- _Required work_
Every record must be repeated exactly; omit any pictures they contain.

- _Extracted information_
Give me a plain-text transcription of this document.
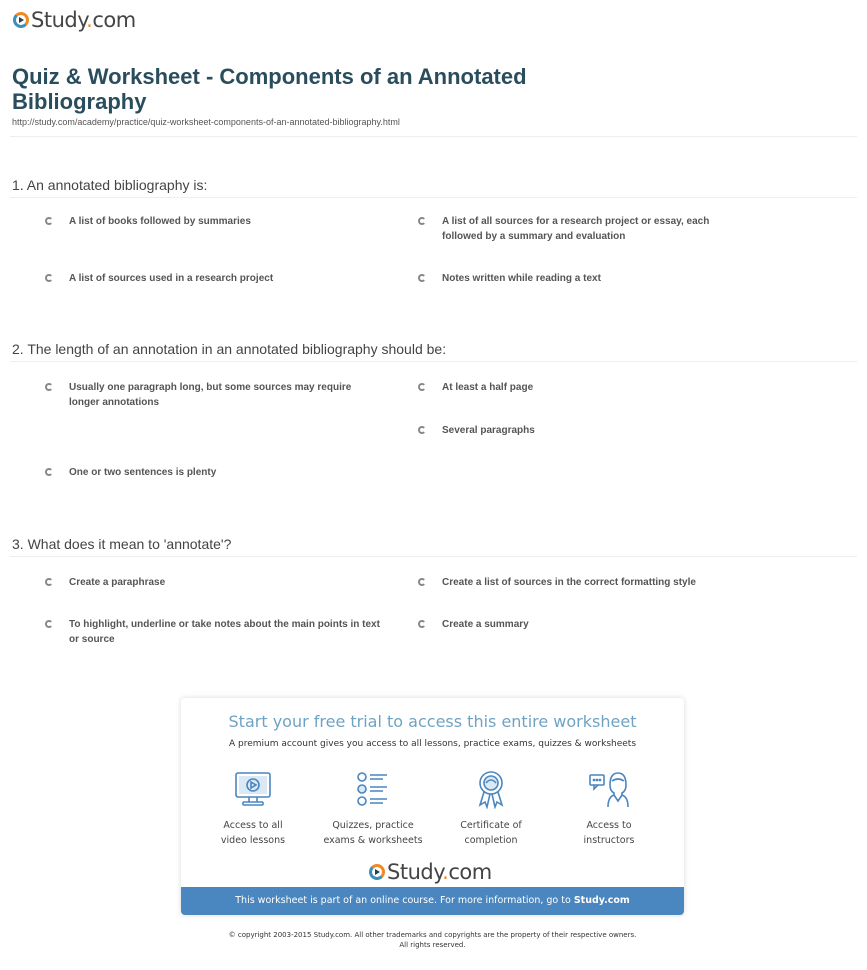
Study.com
Quiz & Worksheet - Components of an Annotated Bibliography
http://study.com/academy/practice/quiz-worksheet-components-of-an-annotated-bibliography.html
1. An annotated bibliography is:
A list of books followed by summaries	A list of all sources for a research project or essay, each followed by a summary and evaluation
A list of sources used in a research project	Notes written while reading a text
2. The length of an annotation in an annotated bibliography should be:
Usually one paragraph long, but some sources may require longer annotations
At least a half page
Several paragraphs
One or two sentences is plenty
3. What does it mean to 'annotate'?
Create a paraphrase	Create a list of sources in the correct formatting style
To highlight, underline or take notes about the main points in text or source
Create a summary
Start your free trial to access this entire worksheet
A premium account gives you access to all lessons, practice exams, quizzes & worksheets
Access to all
video lessons
Quizzes, practice
exams & worksheets
Certificate of
completion
Access to
instructors
Study.com
This worksheet is part of an online course. For more information, go to Study.com
© copyright 2003-2015 Study.com. All other trademarks and copyrights are the property of their respective owners.
All rights reserved.
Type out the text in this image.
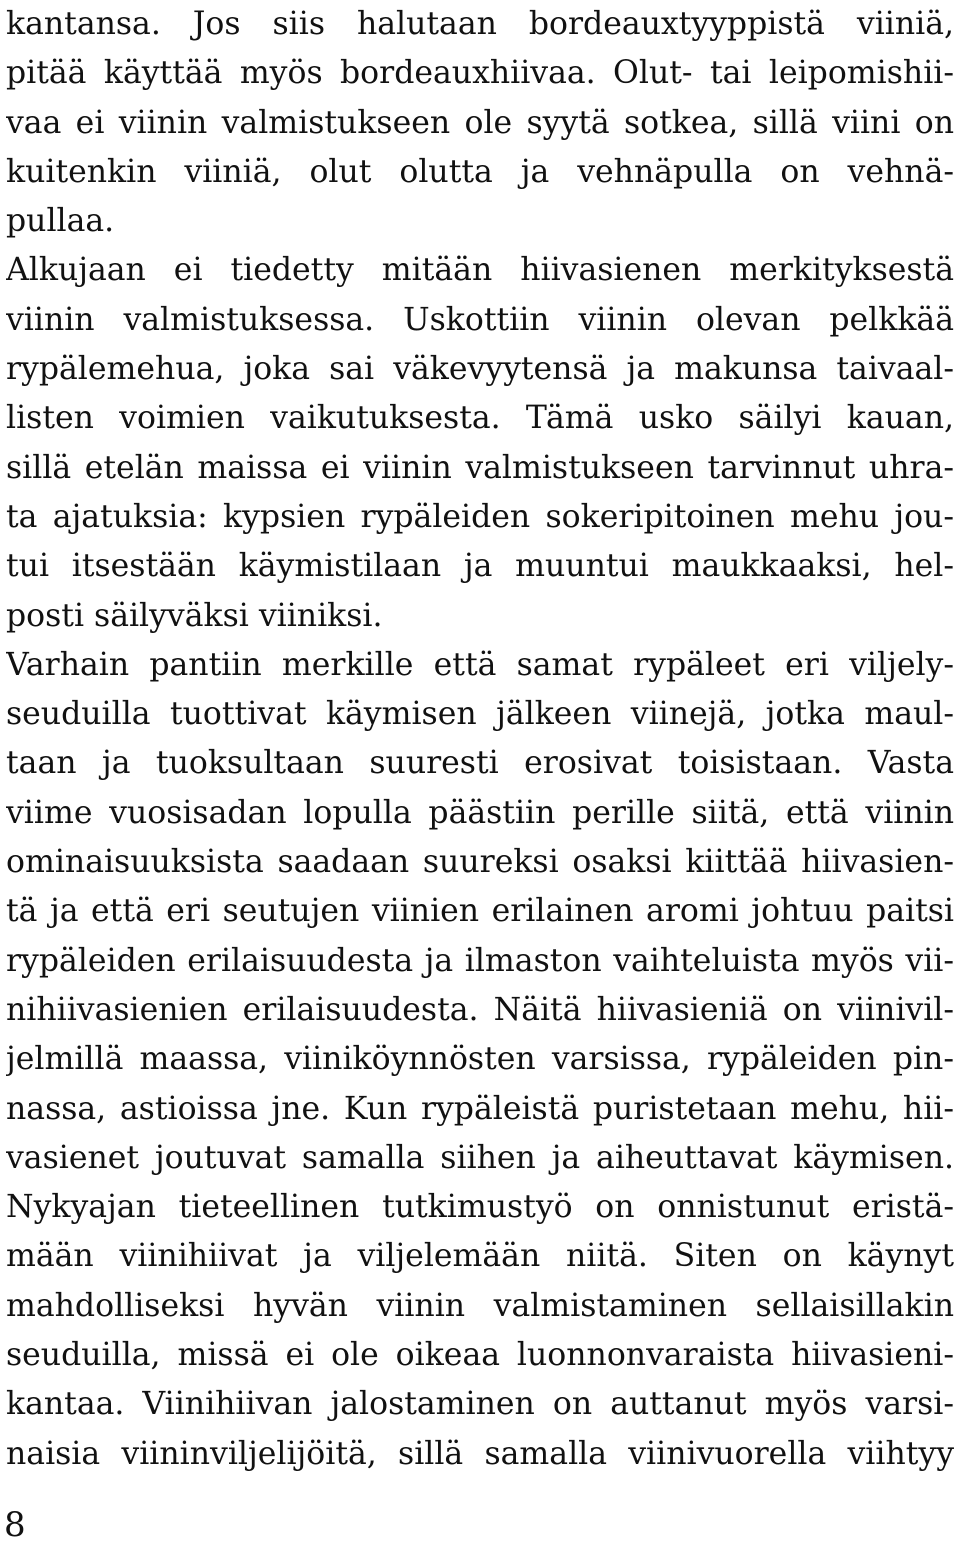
kantansa. Jos siis halutaan bordeauxtyyppistä viiniä,
pitää käyttää myös bordeauxhiivaa. Olut- tai leipomishii-
vaa ei viinin valmistukseen ole syytä sotkea, sillä viini on
kuitenkin viiniä, olut olutta ja vehnäpulla on vehnä-
pullaa.
Alkujaan ei tiedetty mitään hiivasienen merkityksestä
viinin valmistuksessa. Uskottiin viinin olevan pelkkää
rypälemehua, joka sai väkevyytensä ja makunsa taivaal-
listen voimien vaikutuksesta. Tämä usko säilyi kauan,
sillä etelän maissa ei viinin valmistukseen tarvinnut uhra-
ta ajatuksia: kypsien rypäleiden sokeripitoinen mehu jou-
tui itsestään käymistilaan ja muuntui maukkaaksi, hel-
posti säilyväksi viiniksi.
Varhain pantiin merkille että samat rypäleet eri viljely-
seuduilla tuottivat käymisen jälkeen viinejä, jotka maul-
taan ja tuoksultaan suuresti erosivat toisistaan. Vasta
viime vuosisadan lopulla päästiin perille siitä, että viinin
ominaisuuksista saadaan suureksi osaksi kiittää hiivasien-
tä ja että eri seutujen viinien erilainen aromi johtuu paitsi
rypäleiden erilaisuudesta ja ilmaston vaihteluista myös vii-
nihiivasienien erilaisuudesta. Näitä hiivasieniä on viinivil-
jelmillä maassa, viiniköynnösten varsissa, rypäleiden pin-
nassa, astioissa jne. Kun rypäleistä puristetaan mehu, hii-
vasienet joutuvat samalla siihen ja aiheuttavat käymisen.
Nykyajan tieteellinen tutkimustyö on onnistunut eristä-
mään viinihiivat ja viljelemään niitä. Siten on käynyt
mahdolliseksi hyvän viinin valmistaminen sellaisillakin
seuduilla, missä ei ole oikeaa luonnonvaraista hiivasieni-
kantaa. Viinihiivan jalostaminen on auttanut myös varsi-
naisia viininviljelijöitä, sillä samalla viinivuorella viihtyy
8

- _Solution to the exercise_
Give me a plain-text transcription of this document.
Study.com
Quiz & Worksheet - Components of an Annotated Bibliography
http://study.com/academy/practice/quiz-worksheet-components-of-an-annotated-bibliography.html
1. An annotated bibliography is:
A list of books followed by summaries	A list of all sources for a research project or essay, each followed by a summary and evaluation
A list of sources used in a research project	Notes written while reading a text
2. The length of an annotation in an annotated bibliography should be:
Usually one paragraph long, but some sources may require longer annotations
At least a half page
Several paragraphs
One or two sentences is plenty
3. What does it mean to 'annotate'?
Create a paraphrase	Create a list of sources in the correct formatting style
To highlight, underline or take notes about the main points in text or source
Create a summary
Start your free trial to access this entire worksheet
A premium account gives you access to all lessons, practice exams, quizzes & worksheets
Access to all
video lessons
Quizzes, practice
exams & worksheets
Certificate of
completion
Access to
instructors
Study.com
This worksheet is part of an online course. For more information, go to Study.com
© copyright 2003-2015 Study.com. All other trademarks and copyrights are the property of their respective owners.
All rights reserved.
Type out the text in this image.
kantansa. Jos siis halutaan bordeauxtyyppistä viiniä,
pitää käyttää myös bordeauxhiivaa. Olut- tai leipomishii-
vaa ei viinin valmistukseen ole syytä sotkea, sillä viini on
kuitenkin viiniä, olut olutta ja vehnäpulla on vehnä-
pullaa.
Alkujaan ei tiedetty mitään hiivasienen merkityksestä
viinin valmistuksessa. Uskottiin viinin olevan pelkkää
rypälemehua, joka sai väkevyytensä ja makunsa taivaal-
listen voimien vaikutuksesta. Tämä usko säilyi kauan,
sillä etelän maissa ei viinin valmistukseen tarvinnut uhra-
ta ajatuksia: kypsien rypäleiden sokeripitoinen mehu jou-
tui itsestään käymistilaan ja muuntui maukkaaksi, hel-
posti säilyväksi viiniksi.
Varhain pantiin merkille että samat rypäleet eri viljely-
seuduilla tuottivat käymisen jälkeen viinejä, jotka maul-
taan ja tuoksultaan suuresti erosivat toisistaan. Vasta
viime vuosisadan lopulla päästiin perille siitä, että viinin
ominaisuuksista saadaan suureksi osaksi kiittää hiivasien-
tä ja että eri seutujen viinien erilainen aromi johtuu paitsi
rypäleiden erilaisuudesta ja ilmaston vaihteluista myös vii-
nihiivasienien erilaisuudesta. Näitä hiivasieniä on viinivil-
jelmillä maassa, viiniköynnösten varsissa, rypäleiden pin-
nassa, astioissa jne. Kun rypäleistä puristetaan mehu, hii-
vasienet joutuvat samalla siihen ja aiheuttavat käymisen.
Nykyajan tieteellinen tutkimustyö on onnistunut eristä-
mään viinihiivat ja viljelemään niitä. Siten on käynyt
mahdolliseksi hyvän viinin valmistaminen sellaisillakin
seuduilla, missä ei ole oikeaa luonnonvaraista hiivasieni-
kantaa. Viinihiivan jalostaminen on auttanut myös varsi-
naisia viininviljelijöitä, sillä samalla viinivuorella viihtyy
8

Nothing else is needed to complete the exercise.